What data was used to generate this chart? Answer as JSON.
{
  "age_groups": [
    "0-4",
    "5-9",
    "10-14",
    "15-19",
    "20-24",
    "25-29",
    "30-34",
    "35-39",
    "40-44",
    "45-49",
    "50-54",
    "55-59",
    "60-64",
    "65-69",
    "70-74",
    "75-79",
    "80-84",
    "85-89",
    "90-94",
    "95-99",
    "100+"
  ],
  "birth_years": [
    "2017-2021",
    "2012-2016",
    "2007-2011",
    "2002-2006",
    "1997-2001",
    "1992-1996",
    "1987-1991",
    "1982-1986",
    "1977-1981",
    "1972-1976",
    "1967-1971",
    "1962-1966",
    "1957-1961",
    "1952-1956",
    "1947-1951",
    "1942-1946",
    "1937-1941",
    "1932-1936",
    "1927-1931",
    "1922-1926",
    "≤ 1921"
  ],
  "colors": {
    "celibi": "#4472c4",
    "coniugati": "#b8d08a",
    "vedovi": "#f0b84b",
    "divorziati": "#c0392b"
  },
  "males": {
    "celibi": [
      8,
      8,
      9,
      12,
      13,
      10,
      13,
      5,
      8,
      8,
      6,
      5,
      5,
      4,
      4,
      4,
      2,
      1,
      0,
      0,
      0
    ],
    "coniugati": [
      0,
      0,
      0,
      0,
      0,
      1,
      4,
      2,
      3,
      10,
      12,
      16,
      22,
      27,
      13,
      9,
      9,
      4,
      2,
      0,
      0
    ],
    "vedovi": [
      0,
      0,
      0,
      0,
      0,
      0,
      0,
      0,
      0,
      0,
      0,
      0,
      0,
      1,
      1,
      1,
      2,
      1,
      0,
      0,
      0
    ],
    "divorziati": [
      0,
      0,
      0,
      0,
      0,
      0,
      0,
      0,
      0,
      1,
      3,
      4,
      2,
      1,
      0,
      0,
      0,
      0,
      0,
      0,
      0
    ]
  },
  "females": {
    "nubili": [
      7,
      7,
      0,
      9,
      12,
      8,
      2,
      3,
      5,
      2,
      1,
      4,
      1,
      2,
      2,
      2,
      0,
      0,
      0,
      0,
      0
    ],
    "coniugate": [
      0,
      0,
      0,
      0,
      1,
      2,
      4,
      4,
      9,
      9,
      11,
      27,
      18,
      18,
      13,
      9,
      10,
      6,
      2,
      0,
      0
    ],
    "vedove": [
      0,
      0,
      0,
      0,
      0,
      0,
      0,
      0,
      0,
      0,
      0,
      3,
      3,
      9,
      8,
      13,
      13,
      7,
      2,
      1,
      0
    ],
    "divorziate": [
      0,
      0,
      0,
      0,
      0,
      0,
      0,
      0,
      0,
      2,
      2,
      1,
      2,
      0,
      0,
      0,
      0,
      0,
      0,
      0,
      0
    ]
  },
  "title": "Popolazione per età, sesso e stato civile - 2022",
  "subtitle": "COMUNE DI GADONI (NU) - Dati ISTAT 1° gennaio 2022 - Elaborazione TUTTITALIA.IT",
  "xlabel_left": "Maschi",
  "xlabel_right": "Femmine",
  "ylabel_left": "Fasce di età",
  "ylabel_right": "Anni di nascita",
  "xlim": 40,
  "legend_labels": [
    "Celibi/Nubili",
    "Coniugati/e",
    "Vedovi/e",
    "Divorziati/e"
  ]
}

--

GOAL OF THE EXERCISE: All records above must be set down exactly, please.

WRITTEN RESPONSE:
What data was used to generate this chart? Answer as JSON.
{
  "age_groups": [
    "0-4",
    "5-9",
    "10-14",
    "15-19",
    "20-24",
    "25-29",
    "30-34",
    "35-39",
    "40-44",
    "45-49",
    "50-54",
    "55-59",
    "60-64",
    "65-69",
    "70-74",
    "75-79",
    "80-84",
    "85-89",
    "90-94",
    "95-99",
    "100+"
  ],
  "birth_years": [
    "2017-2021",
    "2012-2016",
    "2007-2011",
    "2002-2006",
    "1997-2001",
    "1992-1996",
    "1987-1991",
    "1982-1986",
    "1977-1981",
    "1972-1976",
    "1967-1971",
    "1962-1966",
    "1957-1961",
    "1952-1956",
    "1947-1951",
    "1942-1946",
    "1937-1941",
    "1932-1936",
    "1927-1931",
    "1922-1926",
    "≤ 1921"
  ],
  "colors": {
    "celibi": "#4472c4",
    "coniugati": "#b8d08a",
    "vedovi": "#f0b84b",
    "divorziati": "#c0392b"
  },
  "males": {
    "celibi": [
      8,
      8,
      9,
      12,
      13,
      10,
      13,
      5,
      8,
      8,
      6,
      5,
      5,
      4,
      4,
      4,
      2,
      1,
      0,
      0,
      0
    ],
    "coniugati": [
      0,
      0,
      0,
      0,
      0,
      1,
      4,
      2,
      3,
      10,
      12,
      16,
      22,
      27,
      13,
      9,
      9,
      4,
      2,
      0,
      0
    ],
    "vedovi": [
      0,
      0,
      0,
      0,
      0,
      0,
      0,
      0,
      0,
      0,
      0,
      0,
      0,
      1,
      1,
      1,
      2,
      1,
      0,
      0,
      0
    ],
    "divorziati": [
      0,
      0,
      0,
      0,
      0,
      0,
      0,
      0,
      0,
      1,
      3,
      4,
      2,
      1,
      0,
      0,
      0,
      0,
      0,
      0,
      0
    ]
  },
  "females": {
    "nubili": [
      7,
      7,
      0,
      9,
      12,
      8,
      2,
      3,
      5,
      2,
      1,
      4,
      1,
      2,
      2,
      2,
      0,
      0,
      0,
      0,
      0
    ],
    "coniugate": [
      0,
      0,
      0,
      0,
      1,
      2,
      4,
      4,
      9,
      9,
      11,
      27,
      18,
      18,
      13,
      9,
      10,
      6,
      2,
      0,
      0
    ],
    "vedove": [
      0,
      0,
      0,
      0,
      0,
      0,
      0,
      0,
      0,
      0,
      0,
      3,
      3,
      9,
      8,
      13,
      13,
      7,
      2,
      1,
      0
    ],
    "divorziate": [
      0,
      0,
      0,
      0,
      0,
      0,
      0,
      0,
      0,
      2,
      2,
      1,
      2,
      0,
      0,
      0,
      0,
      0,
      0,
      0,
      0
    ]
  },
  "title": "Popolazione per età, sesso e stato civile - 2022",
  "subtitle": "COMUNE DI GADONI (NU) - Dati ISTAT 1° gennaio 2022 - Elaborazione TUTTITALIA.IT",
  "xlabel_left": "Maschi",
  "xlabel_right": "Femmine",
  "ylabel_left": "Fasce di età",
  "ylabel_right": "Anni di nascita",
  "xlim": 40,
  "legend_labels": [
    "Celibi/Nubili",
    "Coniugati/e",
    "Vedovi/e",
    "Divorziati/e"
  ]
}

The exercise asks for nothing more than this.